_What to produce_:
Each line of the data that mentions the string "JSON" needs to be identified and copied.

_Task input_:
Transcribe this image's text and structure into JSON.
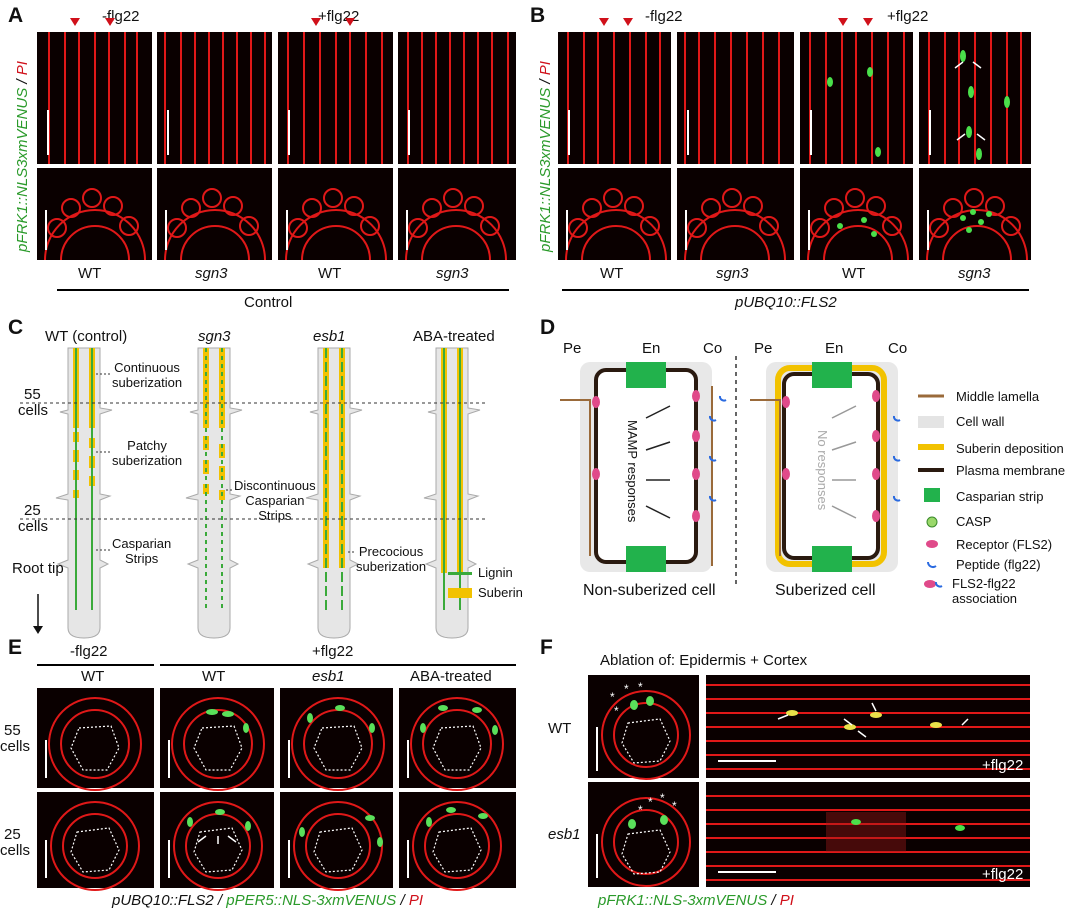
{
  "panelA": {
    "letter": "A",
    "cond_minus": "-flg22",
    "cond_plus": "+flg22",
    "ylabel_green": "pFRK1::NLS3xmVENUS",
    "ylabel_sep": " / ",
    "ylabel_red": "PI",
    "genotypes": [
      "WT",
      "sgn3",
      "WT",
      "sgn3"
    ],
    "group": "Control"
  },
  "panelB": {
    "letter": "B",
    "cond_minus": "-flg22",
    "cond_plus": "+flg22",
    "ylabel_green": "pFRK1::NLS3xmVENUS",
    "ylabel_sep": " / ",
    "ylabel_red": "PI",
    "genotypes": [
      "WT",
      "sgn3",
      "WT",
      "sgn3"
    ],
    "group": "pUBQ10::FLS2"
  },
  "panelC": {
    "letter": "C",
    "columns": [
      "WT (control)",
      "sgn3",
      "esb1",
      "ABA-treated"
    ],
    "cells55_a": "55",
    "cells55_b": "cells",
    "cells25_a": "25",
    "cells25_b": "cells",
    "root_tip": "Root tip",
    "ann_continuous_1": "Continuous",
    "ann_continuous_2": "suberization",
    "ann_patchy_1": "Patchy",
    "ann_patchy_2": "suberization",
    "ann_casparian_1": "Casparian",
    "ann_casparian_2": "Strips",
    "ann_discont_1": "Discontinuous",
    "ann_discont_2": "Casparian",
    "ann_discont_3": "Strips",
    "ann_precocious_1": "Precocious",
    "ann_precocious_2": "suberization",
    "legend_lignin": "Lignin",
    "legend_suberin": "Suberin",
    "colors": {
      "lignin": "#3aaa3a",
      "suberin": "#f2c200",
      "root": "#e6e6e6"
    }
  },
  "panelD": {
    "letter": "D",
    "pe": "Pe",
    "en": "En",
    "co": "Co",
    "mamp": "MAMP responses",
    "no_resp": "No responses",
    "nonsuberized": "Non-suberized cell",
    "suberized": "Suberized cell",
    "legend": [
      "Middle lamella",
      "Cell wall",
      "Suberin deposition",
      "Plasma membrane",
      "Casparian strip",
      "CASP",
      "Receptor (FLS2)",
      "Peptide (flg22)",
      "FLS2-flg22",
      "association"
    ]
  },
  "panelE": {
    "letter": "E",
    "cond_minus": "-flg22",
    "cond_plus": "+flg22",
    "genotypes": [
      "WT",
      "WT",
      "esb1",
      "ABA-treated"
    ],
    "row1_a": "55",
    "row1_b": "cells",
    "row2_a": "25",
    "row2_b": "cells",
    "caption_1": "pUBQ10::FLS2",
    "caption_sep1": " / ",
    "caption_2": "pPER5::NLS-3xmVENUS",
    "caption_sep2": " / ",
    "caption_3": "PI"
  },
  "panelF": {
    "letter": "F",
    "title": "Ablation of: Epidermis + Cortex",
    "rows": [
      "WT",
      "esb1"
    ],
    "treatment": "+flg22",
    "caption_1": "pFRK1::NLS-3xmVENUS",
    "caption_sep": " / ",
    "caption_2": "PI"
  }
}
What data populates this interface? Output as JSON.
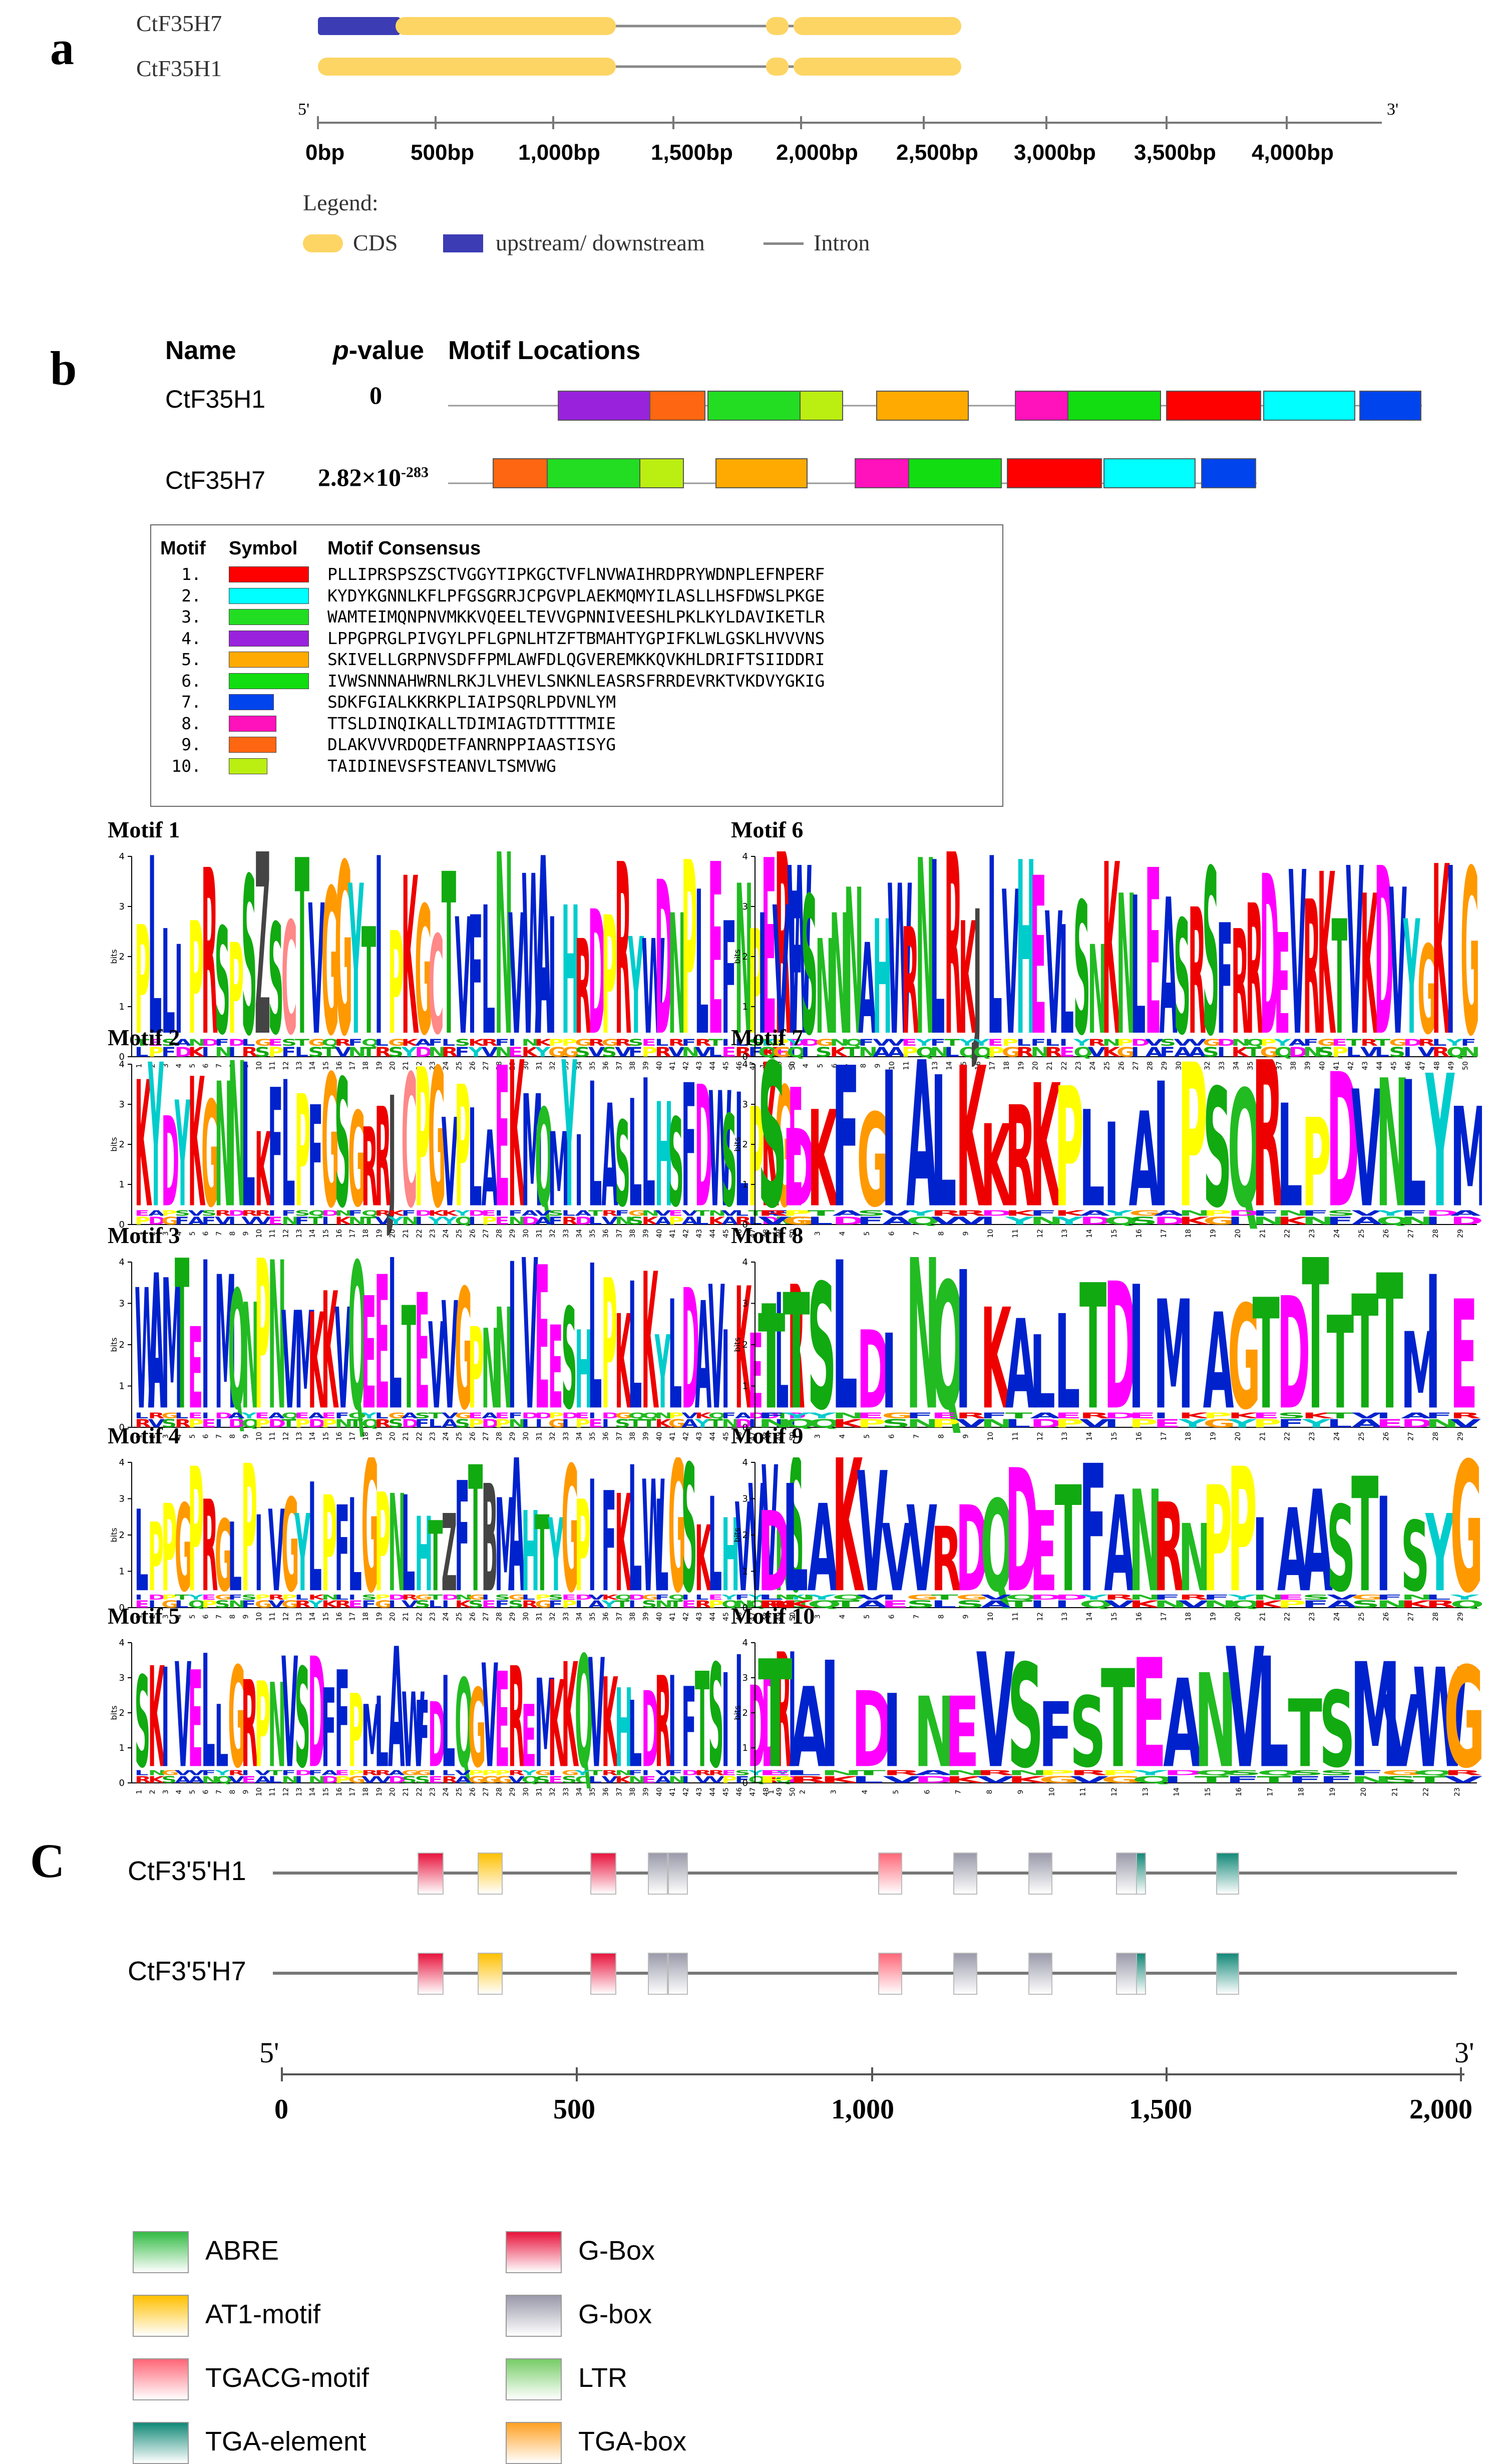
{
  "panel_a": {
    "letter": "a",
    "genes": [
      "CtF35H7",
      "CtF35H1"
    ],
    "end5": "5'",
    "end3": "3'",
    "ticks": [
      "0bp",
      "500bp",
      "1,000bp",
      "1,500bp",
      "2,000bp",
      "2,500bp",
      "3,000bp",
      "3,500bp",
      "4,000bp"
    ],
    "legend_title": "Legend:",
    "legend": [
      {
        "label": "CDS",
        "color": "#fdd564"
      },
      {
        "label": "upstream/ downstream",
        "color": "#3c3cb4"
      },
      {
        "label": "Intron",
        "color": "#888888"
      }
    ]
  },
  "panel_b": {
    "letter": "b",
    "head_name": "Name",
    "head_p": "p",
    "head_p_rest": "-value",
    "head_loc": "Motif Locations",
    "genes": [
      {
        "name": "CtF35H1",
        "pvalue": "0",
        "pvalue_exp": "",
        "motifs": [
          4,
          9,
          3,
          10,
          5,
          8,
          6,
          1,
          2,
          7
        ]
      },
      {
        "name": "CtF35H7",
        "pvalue": "2.82×10",
        "pvalue_exp": "-283",
        "motifs": [
          9,
          3,
          10,
          5,
          8,
          6,
          1,
          2,
          7
        ]
      }
    ],
    "table_head": [
      "Motif",
      "Symbol",
      "Motif Consensus"
    ],
    "motifs": [
      {
        "num": "1.",
        "color": "#ff0000",
        "consensus": "PLLIPRSPSZSCTVGGYTIPKGCTVFLNVWAIHRDPRYWDNPLEFNPERF"
      },
      {
        "num": "2.",
        "color": "#00ffff",
        "consensus": "KYDYKGNNLKFLPFGSGRRJCPGVPLAEKMQMYILASLLHSFDWSLPKGE"
      },
      {
        "num": "3.",
        "color": "#22dd22",
        "consensus": "WAMTEIMQNPNVMKKVQEELTEVVGPNNIVEESHLPKLKYLDAVIKETLR"
      },
      {
        "num": "4.",
        "color": "#9922dd",
        "consensus": "LPPGPRGLPIVGYLPFLGPNLHTZFTBMAHTYGPIFKLWLGSKLHVVVNS"
      },
      {
        "num": "5.",
        "color": "#ffaa00",
        "consensus": "SKIVELLGRPNVSDFFPMLAWFDLQGVEREMKKQVKHLDRIFTSIIDDRI"
      },
      {
        "num": "6.",
        "color": "#11dd11",
        "consensus": "IVWSNNNAHWRNLRKJLVHEVLSNKNLEASRSFRRDEVRKTVKDVYGKIG"
      },
      {
        "num": "7.",
        "color": "#0044ee",
        "consensus": "SDKFGIALKKRKPLIAIPSQRLPDVNLYM"
      },
      {
        "num": "8.",
        "color": "#ff11bb",
        "consensus": "TTSLDINQIKALLTDIMIAGTDTTTTMIE"
      },
      {
        "num": "9.",
        "color": "#ff6611",
        "consensus": "DLAKVVVRDQDETFANRNPPIAASTISYG"
      },
      {
        "num": "10.",
        "color": "#bbee11",
        "consensus": "TAIDINEVSFSTEANVLTSMVWG"
      }
    ]
  },
  "logos": [
    {
      "title": "Motif 1",
      "seq": "PLLIPRSPSZSCTVGGYTIPKGCTVFLNVWAIHRDPRYWDNPLEFNPERF"
    },
    {
      "title": "Motif 6",
      "seq": "IVWSNNNAHWRNLRKJLVHEVLSNKNLEASRSFRRDEVRKTVKDVYGKIG"
    },
    {
      "title": "Motif 2",
      "seq": "KYDYKGNNLKFLPFGSGRRJCPGVPLAEKMQMYILASLLHSFDWSLPKGE"
    },
    {
      "title": "Motif 7",
      "seq": "SDKFGIALKKRKPLIAIPSQRLPDVNLYM"
    },
    {
      "title": "Motif 3",
      "seq": "WAMTEIMQNPNVMKKVQEELTEVVGPNNIVEESHLPKLKYLDAVIKETLR"
    },
    {
      "title": "Motif 8",
      "seq": "TTSLDINQIKALLTDIMIAGTDTTTTMIE"
    },
    {
      "title": "Motif 4",
      "seq": "LPPGPRGLPIVGYLPFLGPNLHTZFTBMAHTYGPIFKLWLGSKLHVVVNS"
    },
    {
      "title": "Motif 9",
      "seq": "DLAKVVVRDQDETFANRNPPIAASTISYG"
    },
    {
      "title": "Motif 5",
      "seq": "SKIVELLGRPNVSDFFPMLAWFDLQGVEREMKKQVKHLDRIFTSIIDDRI"
    },
    {
      "title": "Motif 10",
      "seq": "TAIDINEVSFSTEANVLTSMVWG"
    }
  ],
  "logo_axis_label": "bits",
  "logo_axis_ticks": [
    "0",
    "1",
    "2",
    "3",
    "4"
  ],
  "aa_colors": {
    "AILMFWV": "#0022cc",
    "RK": "#ee0000",
    "DE": "#ff00ff",
    "NQ": "#22bb22",
    "ST": "#11aa11",
    "G": "#ff9900",
    "P": "#ffff00",
    "HY": "#00cccc",
    "C": "#ff8888",
    "other": "#444444"
  },
  "panel_c": {
    "letter": "C",
    "genes": [
      "CtF3'5'H1",
      "CtF3'5'H7"
    ],
    "end5": "5'",
    "end3": "3'",
    "ticks": [
      "0",
      "500",
      "1,000",
      "1,500",
      "2,000"
    ],
    "legend": [
      {
        "label": "ABRE",
        "color": "#33bb44"
      },
      {
        "label": "G-Box",
        "color": "#e8123c"
      },
      {
        "label": "AT1-motif",
        "color": "#ffc000"
      },
      {
        "label": "G-box",
        "color": "#9999aa"
      },
      {
        "label": "TGACG-motif",
        "color": "#ff6677"
      },
      {
        "label": "LTR",
        "color": "#77cc66"
      },
      {
        "label": "TGA-element",
        "color": "#118877"
      },
      {
        "label": "TGA-box",
        "color": "#ffa022"
      }
    ]
  }
}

_Result of the task_:
Transcribe this image's text and structure into JSON.
What data populates this interface? Output as JSON.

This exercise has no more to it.